### Objectif A
Dans la discussion sur la prononciation des noms propres anglais, selon Terio, comment les Canadiens prononcent-ils Boston ?
### Objectif B
Traduisez en anglais, s'il vous plaît, cette phrase de la discussion sur la prononciation des noms propres anglais : « Il y a encore un accent que l'on peut entendre, mais nous essayons de nous approcher de la prononciation anglaise. »
### Objectif C
Reproduisez le passage du texte du document de « Pourtant, si nous » à « et non bostonne. ».

### Texte du document
◇ ◇ ◇ ◇

Au Canada, il n'est pas question d'un mouvement en ce qui concerne les noms propres anglais des personnes. C'est notre habitude depuis longtemps. Il y a encore un accent que l'on peut entendre, mais nous essayons de nous approcher de la prononciation anglaise.


----------



## Terio

Pourtant, si nous prononçons [wind'zᴐr] ou [win'zᴐr], en nous rapprochant un tant soit peu de la prononciation anglaise, ça reste loin de ['wɪnzə]. Et nous prononçons boston (comme bâton) et non bostonne.


----------



## Reynald

Terio said:


> ça reste loin de ['wɪnzə].


Peut-être parce que vous, les Québécois, avez des r rétroflexes la plupart du temps dans votre prononciation des mots anglais. À l'américaine. Je l'ai souvent remarqué.
(Je n'ai pas le souvenir d'avoir entendu des Américains prononcer _Windsor_, mais je suppose qu'ils appliquent la règle habituelle. Ils vont nous le dire).

◇ ◇ ◇ ◇

### Informations fournies
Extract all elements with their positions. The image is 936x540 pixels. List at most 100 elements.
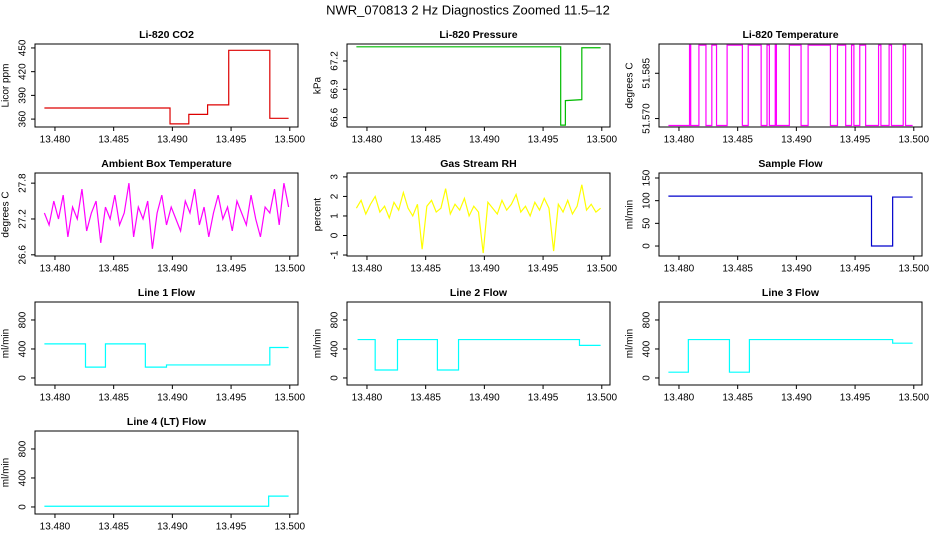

◇ ◇ ◇ ◇

### Résultat A
Comme « bâton », et non « bostonne ».

### Résultat B
There is still an accent that can be heard, but we try to come close to the English pronunciation.

### Résultat C
Pourtant, si nous prononçons [wind'zᴐr] ou [win'zᴐr], en nous rapprochant un tant soit peu de la prononciation anglaise, ça reste loin de ['wɪnzə]. Et nous prononçons boston (comme bâton) et non bostonne.